┌──
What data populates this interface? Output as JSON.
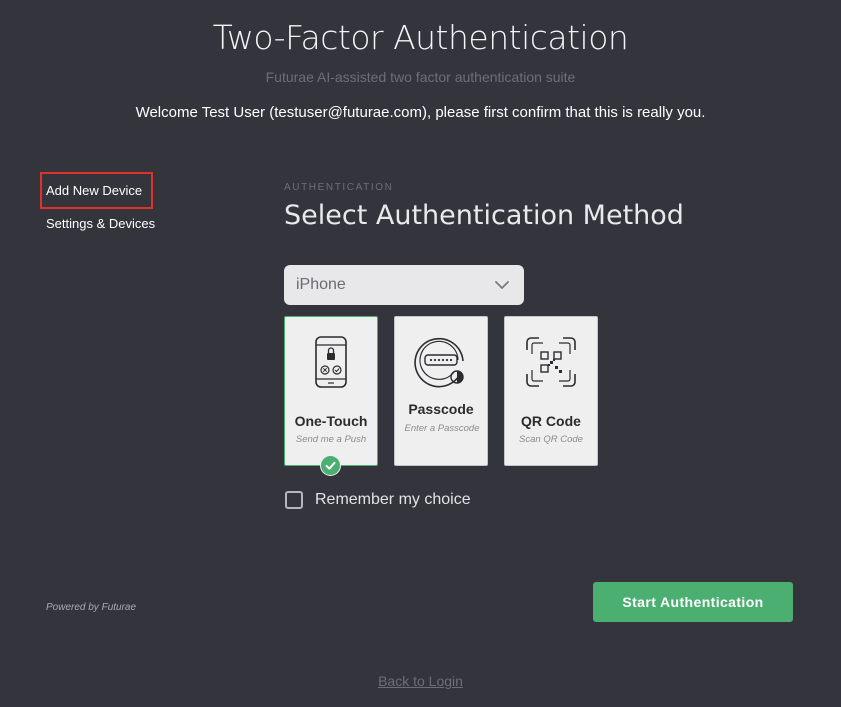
{
  "header": {
    "title": "Two-Factor Authentication",
    "subtitle": "Futurae AI-assisted two factor authentication suite",
    "welcome": "Welcome Test User (testuser@futurae.com), please first confirm that this is really you."
  },
  "sidebar": {
    "items": [
      {
        "label": "Add New Device",
        "highlighted": true
      },
      {
        "label": "Settings & Devices",
        "highlighted": false
      }
    ],
    "powered_by": "Powered by Futurae"
  },
  "main": {
    "section_label": "AUTHENTICATION",
    "section_title": "Select Authentication Method",
    "device_select": {
      "value": "iPhone"
    },
    "methods": [
      {
        "name": "One-Touch",
        "description": "Send me a Push",
        "icon": "phone-push-icon",
        "selected": true
      },
      {
        "name": "Passcode",
        "description": "Enter a Passcode",
        "icon": "passcode-icon",
        "selected": false
      },
      {
        "name": "QR Code",
        "description": "Scan QR Code",
        "icon": "qr-code-icon",
        "selected": false
      }
    ],
    "remember_label": "Remember my choice",
    "remember_checked": false,
    "start_button": "Start Authentication"
  },
  "footer": {
    "back_link": "Back to Login"
  },
  "colors": {
    "background": "#33343c",
    "accent": "#4caf72",
    "highlight_border": "#e0312a"
  }
}
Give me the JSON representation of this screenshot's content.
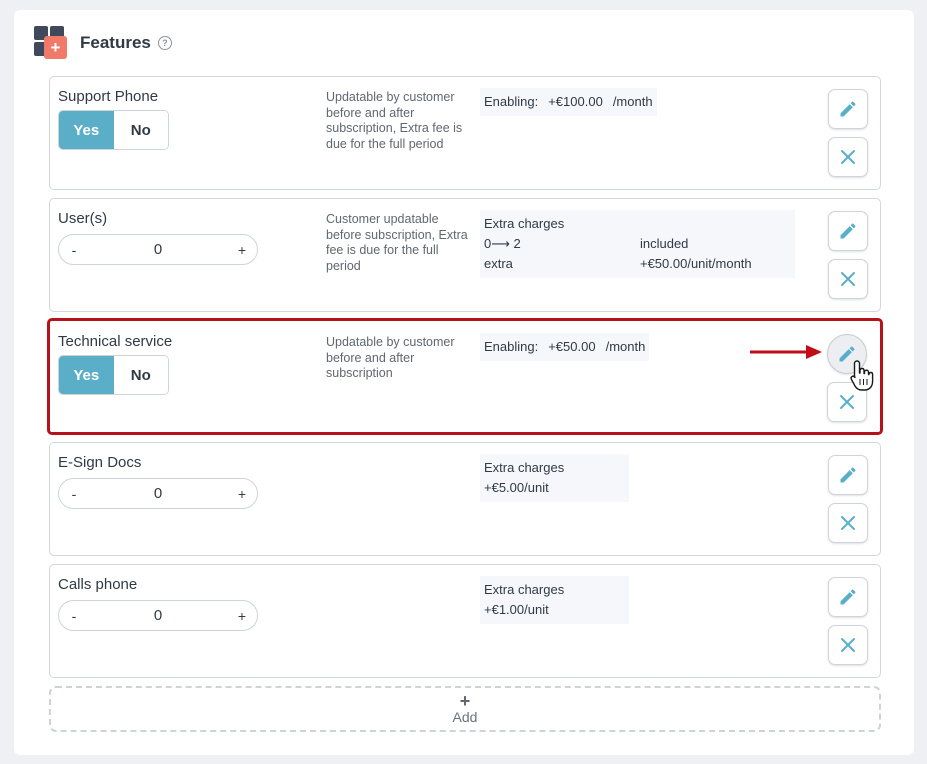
{
  "header": {
    "title": "Features",
    "help_icon": "?"
  },
  "colors": {
    "accent": "#5aaec8",
    "highlight": "#b5121b",
    "logo_dark": "#3e4a5c",
    "logo_plus": "#f07a6a"
  },
  "features": [
    {
      "name": "Support Phone",
      "control": "toggle",
      "yes_label": "Yes",
      "no_label": "No",
      "selected": "Yes",
      "description": "Updatable by customer before and after subscription, Extra fee is due for the full period",
      "pricing": {
        "label": "Enabling:",
        "amount": "+€100.00",
        "period": "/month"
      }
    },
    {
      "name": "User(s)",
      "control": "stepper",
      "minus": "-",
      "value": "0",
      "plus": "+",
      "description": "Customer updatable before subscription, Extra fee is due for the full period",
      "pricing": {
        "title": "Extra charges",
        "rows": [
          {
            "a": "0⟶ 2",
            "b": "included"
          },
          {
            "a": "extra",
            "b": "+€50.00/unit/month"
          }
        ]
      }
    },
    {
      "name": "Technical service",
      "control": "toggle",
      "yes_label": "Yes",
      "no_label": "No",
      "selected": "Yes",
      "description": "Updatable by customer before and after subscription",
      "pricing": {
        "label": "Enabling:",
        "amount": "+€50.00",
        "period": "/month"
      }
    },
    {
      "name": "E-Sign Docs",
      "control": "stepper",
      "minus": "-",
      "value": "0",
      "plus": "+",
      "description": "",
      "pricing": {
        "title": "Extra charges",
        "line": "+€5.00/unit"
      }
    },
    {
      "name": "Calls phone",
      "control": "stepper",
      "minus": "-",
      "value": "0",
      "plus": "+",
      "description": "",
      "pricing": {
        "title": "Extra charges",
        "line": "+€1.00/unit"
      }
    }
  ],
  "add": {
    "plus": "+",
    "label": "Add"
  },
  "icons": {
    "edit": "pencil-icon",
    "delete": "close-x-icon",
    "logo": "features-logo-icon"
  }
}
└──
Task prompt => Omitting all images, print the listing exactly.

Solution =>
What data populates this interface? Output as JSON.
{
  "header": {
    "title": "Two-Factor Authentication",
    "subtitle": "Futurae AI-assisted two factor authentication suite",
    "welcome": "Welcome Test User (testuser@futurae.com), please first confirm that this is really you."
  },
  "sidebar": {
    "items": [
      {
        "label": "Add New Device",
        "highlighted": true
      },
      {
        "label": "Settings & Devices",
        "highlighted": false
      }
    ],
    "powered_by": "Powered by Futurae"
  },
  "main": {
    "section_label": "AUTHENTICATION",
    "section_title": "Select Authentication Method",
    "device_select": {
      "value": "iPhone"
    },
    "methods": [
      {
        "name": "One-Touch",
        "description": "Send me a Push",
        "icon": "phone-push-icon",
        "selected": true
      },
      {
        "name": "Passcode",
        "description": "Enter a Passcode",
        "icon": "passcode-icon",
        "selected": false
      },
      {
        "name": "QR Code",
        "description": "Scan QR Code",
        "icon": "qr-code-icon",
        "selected": false
      }
    ],
    "remember_label": "Remember my choice",
    "remember_checked": false,
    "start_button": "Start Authentication"
  },
  "footer": {
    "back_link": "Back to Login"
  },
  "colors": {
    "background": "#33343c",
    "accent": "#4caf72",
    "highlight_border": "#e0312a"
  }
}
Give me the JSON representation of this screenshot's content.
{
  "header": {
    "title": "Features",
    "help_icon": "?"
  },
  "colors": {
    "accent": "#5aaec8",
    "highlight": "#b5121b",
    "logo_dark": "#3e4a5c",
    "logo_plus": "#f07a6a"
  },
  "features": [
    {
      "name": "Support Phone",
      "control": "toggle",
      "yes_label": "Yes",
      "no_label": "No",
      "selected": "Yes",
      "description": "Updatable by customer before and after subscription, Extra fee is due for the full period",
      "pricing": {
        "label": "Enabling:",
        "amount": "+€100.00",
        "period": "/month"
      }
    },
    {
      "name": "User(s)",
      "control": "stepper",
      "minus": "-",
      "value": "0",
      "plus": "+",
      "description": "Customer updatable before subscription, Extra fee is due for the full period",
      "pricing": {
        "title": "Extra charges",
        "rows": [
          {
            "a": "0⟶ 2",
            "b": "included"
          },
          {
            "a": "extra",
            "b": "+€50.00/unit/month"
          }
        ]
      }
    },
    {
      "name": "Technical service",
      "control": "toggle",
      "yes_label": "Yes",
      "no_label": "No",
      "selected": "Yes",
      "description": "Updatable by customer before and after subscription",
      "pricing": {
        "label": "Enabling:",
        "amount": "+€50.00",
        "period": "/month"
      }
    },
    {
      "name": "E-Sign Docs",
      "control": "stepper",
      "minus": "-",
      "value": "0",
      "plus": "+",
      "description": "",
      "pricing": {
        "title": "Extra charges",
        "line": "+€5.00/unit"
      }
    },
    {
      "name": "Calls phone",
      "control": "stepper",
      "minus": "-",
      "value": "0",
      "plus": "+",
      "description": "",
      "pricing": {
        "title": "Extra charges",
        "line": "+€1.00/unit"
      }
    }
  ],
  "add": {
    "plus": "+",
    "label": "Add"
  },
  "icons": {
    "edit": "pencil-icon",
    "delete": "close-x-icon",
    "logo": "features-logo-icon"
  }
}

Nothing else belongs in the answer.